**Task prompt**
Exact copies of the lines below are the goal; any images in them are dropped.

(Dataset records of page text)
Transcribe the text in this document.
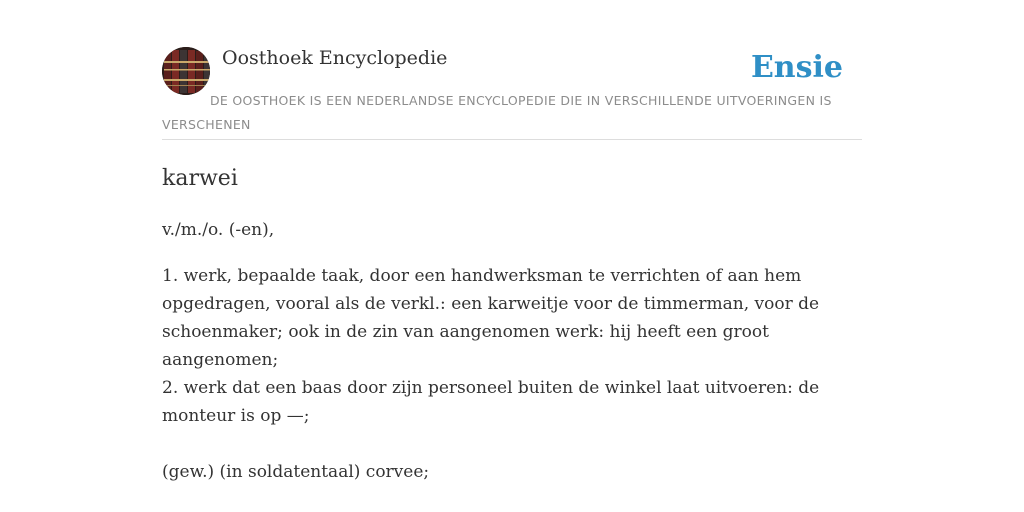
Oosthoek Encyclopedie	Ensie
DE OOSTHOEK IS EEN NEDERLANDSE ENCYCLOPEDIE DIE IN VERSCHILLENDE UITVOERINGEN IS VERSCHENEN
karwei
v./m./o. (-en),

1. werk, bepaalde taak, door een handwerksman te verrichten of aan hem opgedragen, vooral als de verkl.: een karweitje voor de timmerman, voor de schoenmaker; ook in de zin van aangenomen werk: hij heeft een groot aangenomen;

2. werk dat een baas door zijn personeel buiten de winkel laat uitvoeren: de monteur is op —;

(gew.) (in soldatentaal) corvee;
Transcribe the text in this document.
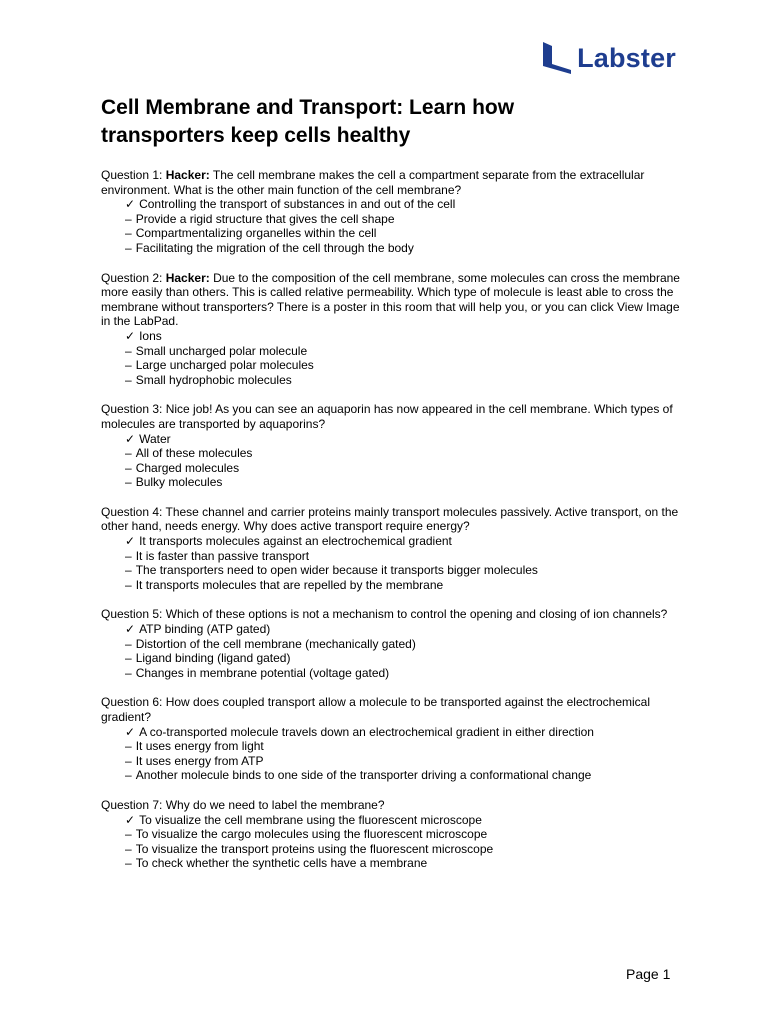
Labster
Cell Membrane and Transport: Learn how
transporters keep cells healthy

Question 1: Hacker: The cell membrane makes the cell a compartment separate from the extracellular environment. What is the other main function of the cell membrane?

✓ Controlling the transport of substances in and out of the cell
– Provide a rigid structure that gives the cell shape
– Compartmentalizing organelles within the cell
– Facilitating the migration of the cell through the body

Question 2: Hacker: Due to the composition of the cell membrane, some molecules can cross the membrane more easily than others. This is called relative permeability. Which type of molecule is least able to cross the membrane without transporters? There is a poster in this room that will help you, or you can click View Image in the LabPad.

✓ Ions
– Small uncharged polar molecule
– Large uncharged polar molecules
– Small hydrophobic molecules

Question 3: Nice job! As you can see an aquaporin has now appeared in the cell membrane. Which types of molecules are transported by aquaporins?

✓ Water
– All of these molecules
– Charged molecules
– Bulky molecules

Question 4: These channel and carrier proteins mainly transport molecules passively. Active transport, on the other hand, needs energy. Why does active transport require energy?

✓ It transports molecules against an electrochemical gradient
– It is faster than passive transport
– The transporters need to open wider because it transports bigger molecules
– It transports molecules that are repelled by the membrane

Question 5: Which of these options is not a mechanism to control the opening and closing of ion channels?

✓ ATP binding (ATP gated)
– Distortion of the cell membrane (mechanically gated)
– Ligand binding (ligand gated)
– Changes in membrane potential (voltage gated)

Question 6: How does coupled transport allow a molecule to be transported against the electrochemical gradient?

✓ A co-transported molecule travels down an electrochemical gradient in either direction
– It uses energy from light
– It uses energy from ATP
– Another molecule binds to one side of the transporter driving a conformational change

Question 7: Why do we need to label the membrane?

✓ To visualize the cell membrane using the fluorescent microscope
– To visualize the cargo molecules using the fluorescent microscope
– To visualize the transport proteins using the fluorescent microscope
– To check whether the synthetic cells have a membrane
Page 1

**Response to this task**
Transcribe the text in this document.
Oosthoek Encyclopedie	Ensie
DE OOSTHOEK IS EEN NEDERLANDSE ENCYCLOPEDIE DIE IN VERSCHILLENDE UITVOERINGEN IS VERSCHENEN
karwei
v./m./o. (-en),

1. werk, bepaalde taak, door een handwerksman te verrichten of aan hem opgedragen, vooral als de verkl.: een karweitje voor de timmerman, voor de schoenmaker; ook in de zin van aangenomen werk: hij heeft een groot aangenomen;

2. werk dat een baas door zijn personeel buiten de winkel laat uitvoeren: de monteur is op —;

(gew.) (in soldatentaal) corvee;
Transcribe the text in this document.
Labster
Cell Membrane and Transport: Learn how
transporters keep cells healthy

Question 1: Hacker: The cell membrane makes the cell a compartment separate from the extracellular environment. What is the other main function of the cell membrane?

✓ Controlling the transport of substances in and out of the cell
– Provide a rigid structure that gives the cell shape
– Compartmentalizing organelles within the cell
– Facilitating the migration of the cell through the body

Question 2: Hacker: Due to the composition of the cell membrane, some molecules can cross the membrane more easily than others. This is called relative permeability. Which type of molecule is least able to cross the membrane without transporters? There is a poster in this room that will help you, or you can click View Image in the LabPad.

✓ Ions
– Small uncharged polar molecule
– Large uncharged polar molecules
– Small hydrophobic molecules

Question 3: Nice job! As you can see an aquaporin has now appeared in the cell membrane. Which types of molecules are transported by aquaporins?

✓ Water
– All of these molecules
– Charged molecules
– Bulky molecules

Question 4: These channel and carrier proteins mainly transport molecules passively. Active transport, on the other hand, needs energy. Why does active transport require energy?

✓ It transports molecules against an electrochemical gradient
– It is faster than passive transport
– The transporters need to open wider because it transports bigger molecules
– It transports molecules that are repelled by the membrane

Question 5: Which of these options is not a mechanism to control the opening and closing of ion channels?

✓ ATP binding (ATP gated)
– Distortion of the cell membrane (mechanically gated)
– Ligand binding (ligand gated)
– Changes in membrane potential (voltage gated)

Question 6: How does coupled transport allow a molecule to be transported against the electrochemical gradient?

✓ A co-transported molecule travels down an electrochemical gradient in either direction
– It uses energy from light
– It uses energy from ATP
– Another molecule binds to one side of the transporter driving a conformational change

Question 7: Why do we need to label the membrane?

✓ To visualize the cell membrane using the fluorescent microscope
– To visualize the cargo molecules using the fluorescent microscope
– To visualize the transport proteins using the fluorescent microscope
– To check whether the synthetic cells have a membrane
Page 1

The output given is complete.